● PROBLEM REQUIREMENTS: Transcribe the entries that follow exactly as they appear, minus pictures.

● SOURCE DATA:
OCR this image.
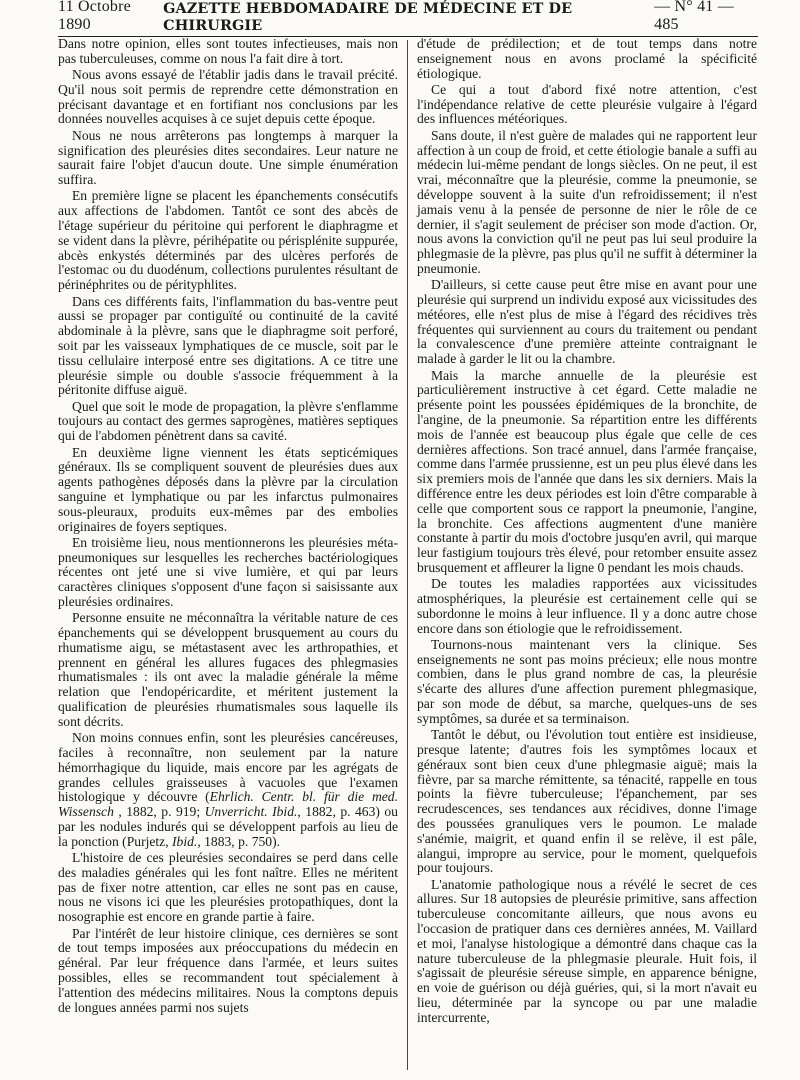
11 Octobre 1890
GAZETTE HEBDOMADAIRE DE MÉDECINE ET DE CHIRURGIE
— N° 41 — 485

Dans notre opinion, elles sont toutes infectieuses, mais non pas tuberculeuses, comme on nous l'a fait dire à tort.

Nous avons essayé de l'établir jadis dans le travail précité. Qu'il nous soit permis de reprendre cette démonstration en précisant davantage et en fortifiant nos conclusions par les données nouvelles acquises à ce sujet depuis cette époque.

Nous ne nous arrêterons pas longtemps à marquer la signification des pleurésies dites secondaires. Leur nature ne saurait faire l'objet d'aucun doute. Une simple énumération suffira.

En première ligne se placent les épanchements consécutifs aux affections de l'abdomen. Tantôt ce sont des abcès de l'étage supérieur du péritoine qui perforent le diaphragme et se vident dans la plèvre, périhépatite ou périsplénite suppurée, abcès enkystés déterminés par des ulcères perforés de l'estomac ou du duodénum, collections purulentes résultant de périnéphrites ou de pérityphlites.

Dans ces différents faits, l'inflammation du bas-ventre peut aussi se propager par contiguïté ou continuité de la cavité abdominale à la plèvre, sans que le diaphragme soit perforé, soit par les vaisseaux lymphatiques de ce muscle, soit par le tissu cellulaire interposé entre ses digitations. A ce titre une pleurésie simple ou double s'associe fréquemment à la péritonite diffuse aiguë.

Quel que soit le mode de propagation, la plèvre s'enflamme toujours au contact des germes saprogènes, matières septiques qui de l'abdomen pénètrent dans sa cavité.

En deuxième ligne viennent les états septicémiques généraux. Ils se compliquent souvent de pleurésies dues aux agents pathogènes déposés dans la plèvre par la circulation sanguine et lymphatique ou par les infarctus pulmonaires sous-pleuraux, produits eux-mêmes par des embolies originaires de foyers septiques.

En troisième lieu, nous mentionnerons les pleurésies méta-pneumoniques sur lesquelles les recherches bactériologiques récentes ont jeté une si vive lumière, et qui par leurs caractères cliniques s'opposent d'une façon si saisissante aux pleurésies ordinaires.

Personne ensuite ne méconnaîtra la véritable nature de ces épanchements qui se développent brusquement au cours du rhumatisme aigu, se métastasent avec les arthropathies, et prennent en général les allures fugaces des phlegmasies rhumatismales : ils ont avec la maladie générale la même relation que l'endopéricardite, et méritent justement la qualification de pleurésies rhumatismales sous laquelle ils sont décrits.

Non moins connues enfin, sont les pleurésies cancéreuses, faciles à reconnaître, non seulement par la nature hémorrhagique du liquide, mais encore par les agrégats de grandes cellules graisseuses à vacuoles que l'examen histologique y découvre (Ehrlich. Centr. bl. für die med. Wissensch , 1882, p. 919; Unverricht. Ibid., 1882, p. 463) ou par les nodules indurés qui se développent parfois au lieu de la ponction (Purjetz, Ibid., 1883, p. 750).

L'histoire de ces pleurésies secondaires se perd dans celle des maladies générales qui les font naître. Elles ne méritent pas de fixer notre attention, car elles ne sont pas en cause, nous ne visons ici que les pleurésies protopathiques, dont la nosographie est encore en grande partie à faire.

Par l'intérêt de leur histoire clinique, ces dernières se sont de tout temps imposées aux préoccupations du médecin en général. Par leur fréquence dans l'armée, et leurs suites possibles, elles se recommandent tout spécialement à l'attention des médecins militaires. Nous la comptons depuis de longues années parmi nos sujets

d'étude de prédilection; et de tout temps dans notre enseignement nous en avons proclamé la spécificité étiologique.

Ce qui a tout d'abord fixé notre attention, c'est l'indépendance relative de cette pleurésie vulgaire à l'égard des influences météoriques.

Sans doute, il n'est guère de malades qui ne rapportent leur affection à un coup de froid, et cette étiologie banale a suffi au médecin lui-même pendant de longs siècles. On ne peut, il est vrai, méconnaître que la pleurésie, comme la pneumonie, se développe souvent à la suite d'un refroidissement; il n'est jamais venu à la pensée de personne de nier le rôle de ce dernier, il s'agit seulement de préciser son mode d'action. Or, nous avons la conviction qu'il ne peut pas lui seul produire la phlegmasie de la plèvre, pas plus qu'il ne suffit à déterminer la pneumonie.

D'ailleurs, si cette cause peut être mise en avant pour une pleurésie qui surprend un individu exposé aux vicissitudes des météores, elle n'est plus de mise à l'égard des récidives très fréquentes qui surviennent au cours du traitement ou pendant la convalescence d'une première atteinte contraignant le malade à garder le lit ou la chambre.

Mais la marche annuelle de la pleurésie est particulièrement instructive à cet égard. Cette maladie ne présente point les poussées épidémiques de la bronchite, de l'angine, de la pneumonie. Sa répartition entre les différents mois de l'année est beaucoup plus égale que celle de ces dernières affections. Son tracé annuel, dans l'armée française, comme dans l'armée prussienne, est un peu plus élevé dans les six premiers mois de l'année que dans les six derniers. Mais la différence entre les deux périodes est loin d'être comparable à celle que comportent sous ce rapport la pneumonie, l'angine, la bronchite. Ces affections augmentent d'une manière constante à partir du mois d'octobre jusqu'en avril, qui marque leur fastigium toujours très élevé, pour retomber ensuite assez brusquement et affleurer la ligne 0 pendant les mois chauds.

De toutes les maladies rapportées aux vicissitudes atmosphériques, la pleurésie est certainement celle qui se subordonne le moins à leur influence. Il y a donc autre chose encore dans son étiologie que le refroidissement.

Tournons-nous maintenant vers la clinique. Ses enseignements ne sont pas moins précieux; elle nous montre combien, dans le plus grand nombre de cas, la pleurésie s'écarte des allures d'une affection purement phlegmasique, par son mode de début, sa marche, quelques-uns de ses symptômes, sa durée et sa terminaison.

Tantôt le début, ou l'évolution tout entière est insidieuse, presque latente; d'autres fois les symptômes locaux et généraux sont bien ceux d'une phlegmasie aiguë; mais la fièvre, par sa marche rémittente, sa ténacité, rappelle en tous points la fièvre tuberculeuse; l'épanchement, par ses recrudescences, ses tendances aux récidives, donne l'image des poussées granuliques vers le poumon. Le malade s'anémie, maigrit, et quand enfin il se relève, il est pâle, alangui, impropre au service, pour le moment, quelquefois pour toujours.

L'anatomie pathologique nous a révélé le secret de ces allures. Sur 18 autopsies de pleurésie primitive, sans affection tuberculeuse concomitante ailleurs, que nous avons eu l'occasion de pratiquer dans ces dernières années, M. Vaillard et moi, l'analyse histologique a démontré dans chaque cas la nature tuberculeuse de la phlegmasie pleurale. Huit fois, il s'agissait de pleurésie séreuse simple, en apparence bénigne, en voie de guérison ou déjà guéries, qui, si la mort n'avait eu lieu, déterminée par la syncope ou par une maladie intercurrente,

● FULL ANSWER:
OCR this image.
11 Octobre 1890
GAZETTE HEBDOMADAIRE DE MÉDECINE ET DE CHIRURGIE
— N° 41 — 485

Dans notre opinion, elles sont toutes infectieuses, mais non pas tuberculeuses, comme on nous l'a fait dire à tort.

Nous avons essayé de l'établir jadis dans le travail précité. Qu'il nous soit permis de reprendre cette démonstration en précisant davantage et en fortifiant nos conclusions par les données nouvelles acquises à ce sujet depuis cette époque.

Nous ne nous arrêterons pas longtemps à marquer la signification des pleurésies dites secondaires. Leur nature ne saurait faire l'objet d'aucun doute. Une simple énumération suffira.

En première ligne se placent les épanchements consécutifs aux affections de l'abdomen. Tantôt ce sont des abcès de l'étage supérieur du péritoine qui perforent le diaphragme et se vident dans la plèvre, périhépatite ou périsplénite suppurée, abcès enkystés déterminés par des ulcères perforés de l'estomac ou du duodénum, collections purulentes résultant de périnéphrites ou de pérityphlites.

Dans ces différents faits, l'inflammation du bas-ventre peut aussi se propager par contiguïté ou continuité de la cavité abdominale à la plèvre, sans que le diaphragme soit perforé, soit par les vaisseaux lymphatiques de ce muscle, soit par le tissu cellulaire interposé entre ses digitations. A ce titre une pleurésie simple ou double s'associe fréquemment à la péritonite diffuse aiguë.

Quel que soit le mode de propagation, la plèvre s'enflamme toujours au contact des germes saprogènes, matières septiques qui de l'abdomen pénètrent dans sa cavité.

En deuxième ligne viennent les états septicémiques généraux. Ils se compliquent souvent de pleurésies dues aux agents pathogènes déposés dans la plèvre par la circulation sanguine et lymphatique ou par les infarctus pulmonaires sous-pleuraux, produits eux-mêmes par des embolies originaires de foyers septiques.

En troisième lieu, nous mentionnerons les pleurésies méta-pneumoniques sur lesquelles les recherches bactériologiques récentes ont jeté une si vive lumière, et qui par leurs caractères cliniques s'opposent d'une façon si saisissante aux pleurésies ordinaires.

Personne ensuite ne méconnaîtra la véritable nature de ces épanchements qui se développent brusquement au cours du rhumatisme aigu, se métastasent avec les arthropathies, et prennent en général les allures fugaces des phlegmasies rhumatismales : ils ont avec la maladie générale la même relation que l'endopéricardite, et méritent justement la qualification de pleurésies rhumatismales sous laquelle ils sont décrits.

Non moins connues enfin, sont les pleurésies cancéreuses, faciles à reconnaître, non seulement par la nature hémorrhagique du liquide, mais encore par les agrégats de grandes cellules graisseuses à vacuoles que l'examen histologique y découvre (Ehrlich. Centr. bl. für die med. Wissensch , 1882, p. 919; Unverricht. Ibid., 1882, p. 463) ou par les nodules indurés qui se développent parfois au lieu de la ponction (Purjetz, Ibid., 1883, p. 750).

L'histoire de ces pleurésies secondaires se perd dans celle des maladies générales qui les font naître. Elles ne méritent pas de fixer notre attention, car elles ne sont pas en cause, nous ne visons ici que les pleurésies protopathiques, dont la nosographie est encore en grande partie à faire.

Par l'intérêt de leur histoire clinique, ces dernières se sont de tout temps imposées aux préoccupations du médecin en général. Par leur fréquence dans l'armée, et leurs suites possibles, elles se recommandent tout spécialement à l'attention des médecins militaires. Nous la comptons depuis de longues années parmi nos sujets

d'étude de prédilection; et de tout temps dans notre enseignement nous en avons proclamé la spécificité étiologique.

Ce qui a tout d'abord fixé notre attention, c'est l'indépendance relative de cette pleurésie vulgaire à l'égard des influences météoriques.

Sans doute, il n'est guère de malades qui ne rapportent leur affection à un coup de froid, et cette étiologie banale a suffi au médecin lui-même pendant de longs siècles. On ne peut, il est vrai, méconnaître que la pleurésie, comme la pneumonie, se développe souvent à la suite d'un refroidissement; il n'est jamais venu à la pensée de personne de nier le rôle de ce dernier, il s'agit seulement de préciser son mode d'action. Or, nous avons la conviction qu'il ne peut pas lui seul produire la phlegmasie de la plèvre, pas plus qu'il ne suffit à déterminer la pneumonie.

D'ailleurs, si cette cause peut être mise en avant pour une pleurésie qui surprend un individu exposé aux vicissitudes des météores, elle n'est plus de mise à l'égard des récidives très fréquentes qui surviennent au cours du traitement ou pendant la convalescence d'une première atteinte contraignant le malade à garder le lit ou la chambre.

Mais la marche annuelle de la pleurésie est particulièrement instructive à cet égard. Cette maladie ne présente point les poussées épidémiques de la bronchite, de l'angine, de la pneumonie. Sa répartition entre les différents mois de l'année est beaucoup plus égale que celle de ces dernières affections. Son tracé annuel, dans l'armée française, comme dans l'armée prussienne, est un peu plus élevé dans les six premiers mois de l'année que dans les six derniers. Mais la différence entre les deux périodes est loin d'être comparable à celle que comportent sous ce rapport la pneumonie, l'angine, la bronchite. Ces affections augmentent d'une manière constante à partir du mois d'octobre jusqu'en avril, qui marque leur fastigium toujours très élevé, pour retomber ensuite assez brusquement et affleurer la ligne 0 pendant les mois chauds.

De toutes les maladies rapportées aux vicissitudes atmosphériques, la pleurésie est certainement celle qui se subordonne le moins à leur influence. Il y a donc autre chose encore dans son étiologie que le refroidissement.

Tournons-nous maintenant vers la clinique. Ses enseignements ne sont pas moins précieux; elle nous montre combien, dans le plus grand nombre de cas, la pleurésie s'écarte des allures d'une affection purement phlegmasique, par son mode de début, sa marche, quelques-uns de ses symptômes, sa durée et sa terminaison.

Tantôt le début, ou l'évolution tout entière est insidieuse, presque latente; d'autres fois les symptômes locaux et généraux sont bien ceux d'une phlegmasie aiguë; mais la fièvre, par sa marche rémittente, sa ténacité, rappelle en tous points la fièvre tuberculeuse; l'épanchement, par ses recrudescences, ses tendances aux récidives, donne l'image des poussées granuliques vers le poumon. Le malade s'anémie, maigrit, et quand enfin il se relève, il est pâle, alangui, impropre au service, pour le moment, quelquefois pour toujours.

L'anatomie pathologique nous a révélé le secret de ces allures. Sur 18 autopsies de pleurésie primitive, sans affection tuberculeuse concomitante ailleurs, que nous avons eu l'occasion de pratiquer dans ces dernières années, M. Vaillard et moi, l'analyse histologique a démontré dans chaque cas la nature tuberculeuse de la phlegmasie pleurale. Huit fois, il s'agissait de pleurésie séreuse simple, en apparence bénigne, en voie de guérison ou déjà guéries, qui, si la mort n'avait eu lieu, déterminée par la syncope ou par une maladie intercurrente,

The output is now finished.